**What is asked**
Find how many lines of the listing below include the word "Commas", then report the number by itself.

[Records from a dataset]
START

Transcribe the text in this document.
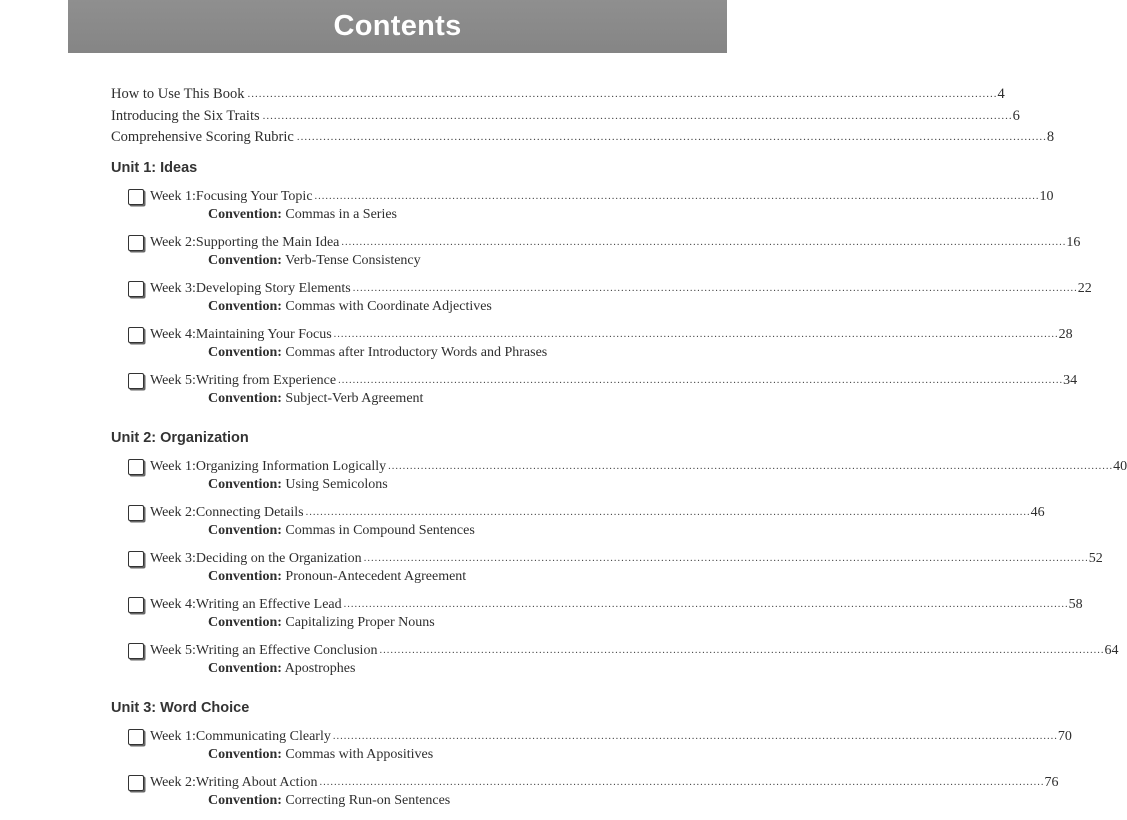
Contents
How to Use This Book ........................................................................................................................................................................................................ 4
Introducing the Six Traits ........................................................................................................................................................................................................ 6
Comprehensive Scoring Rubric ........................................................................................................................................................................................................ 8
Unit 1: Ideas
Week 1: Focusing Your Topic ........................................................................................................................................................................................................ 10
Convention: Commas in a Series
Week 2: Supporting the Main Idea ........................................................................................................................................................................................................ 16
Convention: Verb-Tense Consistency
Week 3: Developing Story Elements ........................................................................................................................................................................................................ 22
Convention: Commas with Coordinate Adjectives
Week 4: Maintaining Your Focus ........................................................................................................................................................................................................ 28
Convention: Commas after Introductory Words and Phrases
Week 5: Writing from Experience ........................................................................................................................................................................................................ 34
Convention: Subject-Verb Agreement
Unit 2: Organization
Week 1: Organizing Information Logically ........................................................................................................................................................................................................ 40
Convention: Using Semicolons
Week 2: Connecting Details ........................................................................................................................................................................................................ 46
Convention: Commas in Compound Sentences
Week 3: Deciding on the Organization ........................................................................................................................................................................................................ 52
Convention: Pronoun-Antecedent Agreement
Week 4: Writing an Effective Lead ........................................................................................................................................................................................................ 58
Convention: Capitalizing Proper Nouns
Week 5: Writing an Effective Conclusion ........................................................................................................................................................................................................ 64
Convention: Apostrophes
Unit 3: Word Choice
Week 1: Communicating Clearly ........................................................................................................................................................................................................ 70
Convention: Commas with Appositives
Week 2: Writing About Action ........................................................................................................................................................................................................ 76
Convention: Correcting Run-on Sentences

END

**The answer**
5